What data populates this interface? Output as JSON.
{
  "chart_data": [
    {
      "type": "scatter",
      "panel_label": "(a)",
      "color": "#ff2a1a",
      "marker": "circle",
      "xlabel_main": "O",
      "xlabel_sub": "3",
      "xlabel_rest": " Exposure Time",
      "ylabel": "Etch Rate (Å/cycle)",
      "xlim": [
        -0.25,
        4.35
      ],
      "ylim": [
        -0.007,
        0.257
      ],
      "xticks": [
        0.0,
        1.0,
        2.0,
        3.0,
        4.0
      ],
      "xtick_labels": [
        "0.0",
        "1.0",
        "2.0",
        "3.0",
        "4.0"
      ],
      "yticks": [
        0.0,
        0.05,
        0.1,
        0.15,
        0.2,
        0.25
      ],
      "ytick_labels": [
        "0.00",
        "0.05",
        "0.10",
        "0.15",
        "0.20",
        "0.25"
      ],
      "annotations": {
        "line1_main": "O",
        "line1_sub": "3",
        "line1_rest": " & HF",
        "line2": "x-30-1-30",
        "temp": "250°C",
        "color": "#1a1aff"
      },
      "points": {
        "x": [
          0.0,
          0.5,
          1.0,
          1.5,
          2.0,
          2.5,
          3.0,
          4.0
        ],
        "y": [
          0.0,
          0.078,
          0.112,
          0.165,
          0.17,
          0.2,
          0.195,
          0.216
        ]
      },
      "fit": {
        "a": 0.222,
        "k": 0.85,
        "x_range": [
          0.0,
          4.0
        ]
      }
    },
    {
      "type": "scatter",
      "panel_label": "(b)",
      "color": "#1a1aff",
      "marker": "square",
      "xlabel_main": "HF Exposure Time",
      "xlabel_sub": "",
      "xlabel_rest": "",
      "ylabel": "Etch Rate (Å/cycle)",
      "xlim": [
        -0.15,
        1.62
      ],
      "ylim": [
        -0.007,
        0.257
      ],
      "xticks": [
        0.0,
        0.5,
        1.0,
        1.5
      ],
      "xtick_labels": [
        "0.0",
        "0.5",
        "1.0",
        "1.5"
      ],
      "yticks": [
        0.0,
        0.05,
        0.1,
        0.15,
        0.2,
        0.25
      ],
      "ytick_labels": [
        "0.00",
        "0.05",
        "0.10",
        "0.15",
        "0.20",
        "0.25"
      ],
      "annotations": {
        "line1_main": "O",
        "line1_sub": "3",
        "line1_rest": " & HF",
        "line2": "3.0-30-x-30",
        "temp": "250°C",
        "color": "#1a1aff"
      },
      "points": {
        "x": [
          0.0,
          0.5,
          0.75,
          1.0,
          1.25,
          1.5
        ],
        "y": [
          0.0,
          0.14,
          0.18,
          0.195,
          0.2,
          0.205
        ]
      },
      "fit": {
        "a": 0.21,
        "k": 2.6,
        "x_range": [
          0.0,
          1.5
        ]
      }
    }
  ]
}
···
- To do
Write out every entry again, keeping each line exactly the same.

- Written reply
What data populates this interface? Output as JSON.
{
  "chart_data": [
    {
      "type": "scatter",
      "panel_label": "(a)",
      "color": "#ff2a1a",
      "marker": "circle",
      "xlabel_main": "O",
      "xlabel_sub": "3",
      "xlabel_rest": " Exposure Time",
      "ylabel": "Etch Rate (Å/cycle)",
      "xlim": [
        -0.25,
        4.35
      ],
      "ylim": [
        -0.007,
        0.257
      ],
      "xticks": [
        0.0,
        1.0,
        2.0,
        3.0,
        4.0
      ],
      "xtick_labels": [
        "0.0",
        "1.0",
        "2.0",
        "3.0",
        "4.0"
      ],
      "yticks": [
        0.0,
        0.05,
        0.1,
        0.15,
        0.2,
        0.25
      ],
      "ytick_labels": [
        "0.00",
        "0.05",
        "0.10",
        "0.15",
        "0.20",
        "0.25"
      ],
      "annotations": {
        "line1_main": "O",
        "line1_sub": "3",
        "line1_rest": " & HF",
        "line2": "x-30-1-30",
        "temp": "250°C",
        "color": "#1a1aff"
      },
      "points": {
        "x": [
          0.0,
          0.5,
          1.0,
          1.5,
          2.0,
          2.5,
          3.0,
          4.0
        ],
        "y": [
          0.0,
          0.078,
          0.112,
          0.165,
          0.17,
          0.2,
          0.195,
          0.216
        ]
      },
      "fit": {
        "a": 0.222,
        "k": 0.85,
        "x_range": [
          0.0,
          4.0
        ]
      }
    },
    {
      "type": "scatter",
      "panel_label": "(b)",
      "color": "#1a1aff",
      "marker": "square",
      "xlabel_main": "HF Exposure Time",
      "xlabel_sub": "",
      "xlabel_rest": "",
      "ylabel": "Etch Rate (Å/cycle)",
      "xlim": [
        -0.15,
        1.62
      ],
      "ylim": [
        -0.007,
        0.257
      ],
      "xticks": [
        0.0,
        0.5,
        1.0,
        1.5
      ],
      "xtick_labels": [
        "0.0",
        "0.5",
        "1.0",
        "1.5"
      ],
      "yticks": [
        0.0,
        0.05,
        0.1,
        0.15,
        0.2,
        0.25
      ],
      "ytick_labels": [
        "0.00",
        "0.05",
        "0.10",
        "0.15",
        "0.20",
        "0.25"
      ],
      "annotations": {
        "line1_main": "O",
        "line1_sub": "3",
        "line1_rest": " & HF",
        "line2": "3.0-30-x-30",
        "temp": "250°C",
        "color": "#1a1aff"
      },
      "points": {
        "x": [
          0.0,
          0.5,
          0.75,
          1.0,
          1.25,
          1.5
        ],
        "y": [
          0.0,
          0.14,
          0.18,
          0.195,
          0.2,
          0.205
        ]
      },
      "fit": {
        "a": 0.21,
        "k": 2.6,
        "x_range": [
          0.0,
          1.5
        ]
      }
    }
  ]
}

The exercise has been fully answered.